**REQUIRED WORK:**
What lines of the data include the string "content"? Copy them all.

**DATA SECTION:**
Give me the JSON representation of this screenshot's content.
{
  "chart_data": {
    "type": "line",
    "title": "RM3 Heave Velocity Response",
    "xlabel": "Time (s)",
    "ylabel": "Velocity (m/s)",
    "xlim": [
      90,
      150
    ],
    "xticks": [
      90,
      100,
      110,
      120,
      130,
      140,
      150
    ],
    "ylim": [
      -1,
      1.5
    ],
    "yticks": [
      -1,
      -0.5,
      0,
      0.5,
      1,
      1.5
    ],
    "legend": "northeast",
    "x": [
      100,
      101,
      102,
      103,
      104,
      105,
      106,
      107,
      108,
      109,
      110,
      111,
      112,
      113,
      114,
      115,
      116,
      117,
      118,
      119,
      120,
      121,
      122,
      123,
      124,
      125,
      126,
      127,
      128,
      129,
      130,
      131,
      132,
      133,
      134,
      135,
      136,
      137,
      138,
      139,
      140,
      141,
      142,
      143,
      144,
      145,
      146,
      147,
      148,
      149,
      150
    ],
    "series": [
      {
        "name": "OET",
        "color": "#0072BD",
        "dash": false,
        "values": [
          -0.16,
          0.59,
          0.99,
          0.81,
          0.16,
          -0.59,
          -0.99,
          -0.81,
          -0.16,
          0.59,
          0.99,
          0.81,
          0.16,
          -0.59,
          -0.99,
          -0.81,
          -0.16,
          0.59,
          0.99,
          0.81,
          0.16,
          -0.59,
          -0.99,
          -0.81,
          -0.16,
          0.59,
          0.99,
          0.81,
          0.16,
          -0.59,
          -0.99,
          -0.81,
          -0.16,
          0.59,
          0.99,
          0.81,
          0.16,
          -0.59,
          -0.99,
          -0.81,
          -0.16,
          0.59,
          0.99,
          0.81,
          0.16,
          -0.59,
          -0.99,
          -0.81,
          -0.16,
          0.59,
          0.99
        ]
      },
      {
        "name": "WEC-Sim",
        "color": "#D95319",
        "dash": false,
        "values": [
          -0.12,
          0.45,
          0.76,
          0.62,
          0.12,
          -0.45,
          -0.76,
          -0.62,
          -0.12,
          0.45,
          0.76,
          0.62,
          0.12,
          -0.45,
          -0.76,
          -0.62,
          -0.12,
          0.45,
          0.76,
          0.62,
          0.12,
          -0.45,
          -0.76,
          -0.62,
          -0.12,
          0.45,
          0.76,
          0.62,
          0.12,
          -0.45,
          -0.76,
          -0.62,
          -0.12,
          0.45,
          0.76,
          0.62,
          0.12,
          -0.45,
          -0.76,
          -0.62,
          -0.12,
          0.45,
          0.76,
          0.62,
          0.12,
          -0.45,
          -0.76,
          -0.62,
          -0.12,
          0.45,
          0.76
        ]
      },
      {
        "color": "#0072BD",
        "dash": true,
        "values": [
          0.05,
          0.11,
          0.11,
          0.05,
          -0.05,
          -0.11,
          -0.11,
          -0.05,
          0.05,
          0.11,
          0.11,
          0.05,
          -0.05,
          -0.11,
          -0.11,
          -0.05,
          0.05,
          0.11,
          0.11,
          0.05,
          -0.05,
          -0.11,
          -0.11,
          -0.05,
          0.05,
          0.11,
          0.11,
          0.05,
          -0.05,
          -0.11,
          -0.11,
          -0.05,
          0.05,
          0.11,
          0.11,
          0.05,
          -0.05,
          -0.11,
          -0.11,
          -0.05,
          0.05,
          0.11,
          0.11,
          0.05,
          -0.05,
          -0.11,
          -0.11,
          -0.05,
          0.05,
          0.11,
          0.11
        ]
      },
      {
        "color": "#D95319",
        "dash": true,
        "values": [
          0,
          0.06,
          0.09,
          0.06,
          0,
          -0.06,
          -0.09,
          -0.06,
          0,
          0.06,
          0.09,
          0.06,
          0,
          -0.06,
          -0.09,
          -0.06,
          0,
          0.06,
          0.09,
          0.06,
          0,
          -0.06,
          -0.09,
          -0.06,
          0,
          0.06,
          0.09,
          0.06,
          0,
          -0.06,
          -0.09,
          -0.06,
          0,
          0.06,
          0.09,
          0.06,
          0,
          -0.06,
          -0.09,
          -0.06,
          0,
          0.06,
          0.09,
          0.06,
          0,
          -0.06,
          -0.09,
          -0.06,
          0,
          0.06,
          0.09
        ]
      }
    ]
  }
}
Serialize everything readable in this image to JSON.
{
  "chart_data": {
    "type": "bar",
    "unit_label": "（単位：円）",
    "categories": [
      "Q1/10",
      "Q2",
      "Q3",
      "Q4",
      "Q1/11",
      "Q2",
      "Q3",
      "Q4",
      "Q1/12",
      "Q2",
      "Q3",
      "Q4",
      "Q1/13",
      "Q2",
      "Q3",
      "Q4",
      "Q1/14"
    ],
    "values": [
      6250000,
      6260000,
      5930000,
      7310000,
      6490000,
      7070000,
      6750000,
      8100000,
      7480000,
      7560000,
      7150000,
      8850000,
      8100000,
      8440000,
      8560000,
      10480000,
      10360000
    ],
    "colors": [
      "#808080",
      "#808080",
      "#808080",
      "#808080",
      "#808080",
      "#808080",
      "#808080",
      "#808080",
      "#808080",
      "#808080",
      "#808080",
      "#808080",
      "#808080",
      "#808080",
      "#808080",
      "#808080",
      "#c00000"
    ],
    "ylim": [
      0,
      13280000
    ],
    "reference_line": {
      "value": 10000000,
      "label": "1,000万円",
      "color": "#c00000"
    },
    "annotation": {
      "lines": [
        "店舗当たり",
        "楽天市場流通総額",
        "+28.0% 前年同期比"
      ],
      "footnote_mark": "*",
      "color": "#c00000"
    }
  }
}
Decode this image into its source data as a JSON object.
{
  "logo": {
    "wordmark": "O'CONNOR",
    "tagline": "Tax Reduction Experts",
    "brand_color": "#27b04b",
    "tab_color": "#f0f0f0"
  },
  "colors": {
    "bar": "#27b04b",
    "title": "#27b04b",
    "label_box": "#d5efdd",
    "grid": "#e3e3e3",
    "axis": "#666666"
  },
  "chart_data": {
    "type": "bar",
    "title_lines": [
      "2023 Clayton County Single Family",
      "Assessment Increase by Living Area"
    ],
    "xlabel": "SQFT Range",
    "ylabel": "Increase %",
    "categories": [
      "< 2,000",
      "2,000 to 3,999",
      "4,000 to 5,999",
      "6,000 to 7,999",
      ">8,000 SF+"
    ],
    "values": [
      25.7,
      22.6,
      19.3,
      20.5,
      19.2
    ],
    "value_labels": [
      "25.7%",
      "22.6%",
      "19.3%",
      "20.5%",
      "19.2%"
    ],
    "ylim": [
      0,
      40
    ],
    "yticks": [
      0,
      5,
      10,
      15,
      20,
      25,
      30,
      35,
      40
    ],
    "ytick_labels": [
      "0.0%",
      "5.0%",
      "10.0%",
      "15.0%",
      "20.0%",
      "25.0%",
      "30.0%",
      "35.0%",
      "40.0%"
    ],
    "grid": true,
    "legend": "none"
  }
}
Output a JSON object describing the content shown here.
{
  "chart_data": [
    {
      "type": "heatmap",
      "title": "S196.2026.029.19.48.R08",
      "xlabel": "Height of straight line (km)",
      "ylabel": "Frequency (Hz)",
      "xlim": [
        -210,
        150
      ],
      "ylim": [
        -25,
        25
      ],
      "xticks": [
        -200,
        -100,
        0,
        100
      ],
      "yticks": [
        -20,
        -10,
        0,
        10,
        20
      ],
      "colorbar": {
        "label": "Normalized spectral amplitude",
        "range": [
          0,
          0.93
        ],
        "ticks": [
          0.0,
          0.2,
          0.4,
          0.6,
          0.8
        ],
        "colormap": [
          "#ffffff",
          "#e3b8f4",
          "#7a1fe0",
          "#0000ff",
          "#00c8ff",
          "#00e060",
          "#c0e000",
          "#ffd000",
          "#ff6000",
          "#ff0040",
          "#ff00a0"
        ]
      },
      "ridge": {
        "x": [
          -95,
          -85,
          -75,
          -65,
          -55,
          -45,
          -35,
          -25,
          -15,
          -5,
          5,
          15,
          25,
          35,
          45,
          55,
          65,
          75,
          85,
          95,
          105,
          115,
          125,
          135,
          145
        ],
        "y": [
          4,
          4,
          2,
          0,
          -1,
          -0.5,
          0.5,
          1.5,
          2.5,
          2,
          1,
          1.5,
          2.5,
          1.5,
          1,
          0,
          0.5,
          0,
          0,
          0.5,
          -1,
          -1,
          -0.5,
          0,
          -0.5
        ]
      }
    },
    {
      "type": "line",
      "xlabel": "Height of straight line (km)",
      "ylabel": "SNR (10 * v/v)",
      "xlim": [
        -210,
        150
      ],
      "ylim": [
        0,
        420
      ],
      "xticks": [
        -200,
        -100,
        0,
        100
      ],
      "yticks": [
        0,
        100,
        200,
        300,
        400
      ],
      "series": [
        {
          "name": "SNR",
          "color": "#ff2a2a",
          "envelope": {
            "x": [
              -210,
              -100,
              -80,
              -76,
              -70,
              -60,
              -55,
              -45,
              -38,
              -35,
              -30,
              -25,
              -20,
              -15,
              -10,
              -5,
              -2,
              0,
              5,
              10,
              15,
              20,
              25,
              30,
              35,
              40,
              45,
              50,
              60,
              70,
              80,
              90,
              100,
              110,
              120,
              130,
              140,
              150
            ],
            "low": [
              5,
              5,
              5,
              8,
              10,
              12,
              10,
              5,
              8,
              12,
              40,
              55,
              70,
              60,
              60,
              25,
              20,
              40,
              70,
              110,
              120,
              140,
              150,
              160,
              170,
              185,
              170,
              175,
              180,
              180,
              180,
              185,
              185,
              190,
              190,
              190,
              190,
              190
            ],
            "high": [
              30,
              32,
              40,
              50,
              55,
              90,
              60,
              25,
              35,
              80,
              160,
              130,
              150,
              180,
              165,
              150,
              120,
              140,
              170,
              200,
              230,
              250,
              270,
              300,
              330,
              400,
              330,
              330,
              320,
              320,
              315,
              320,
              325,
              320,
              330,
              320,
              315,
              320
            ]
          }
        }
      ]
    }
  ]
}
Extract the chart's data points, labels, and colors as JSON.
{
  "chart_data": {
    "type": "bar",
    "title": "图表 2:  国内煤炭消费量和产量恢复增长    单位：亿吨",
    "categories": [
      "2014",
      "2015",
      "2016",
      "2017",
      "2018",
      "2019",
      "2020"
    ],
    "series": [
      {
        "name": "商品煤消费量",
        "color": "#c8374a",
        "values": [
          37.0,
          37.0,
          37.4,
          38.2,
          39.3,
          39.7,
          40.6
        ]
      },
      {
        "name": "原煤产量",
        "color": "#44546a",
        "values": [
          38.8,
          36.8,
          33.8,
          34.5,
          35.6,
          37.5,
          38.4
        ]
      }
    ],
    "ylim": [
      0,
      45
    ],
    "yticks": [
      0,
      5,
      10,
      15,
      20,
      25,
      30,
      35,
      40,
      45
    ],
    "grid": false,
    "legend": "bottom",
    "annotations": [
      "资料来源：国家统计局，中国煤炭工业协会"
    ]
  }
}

**ANSWER TO THE PROBLEM:**
Give me the JSON representation of this screenshot's content.
Output a JSON object describing the content shown here.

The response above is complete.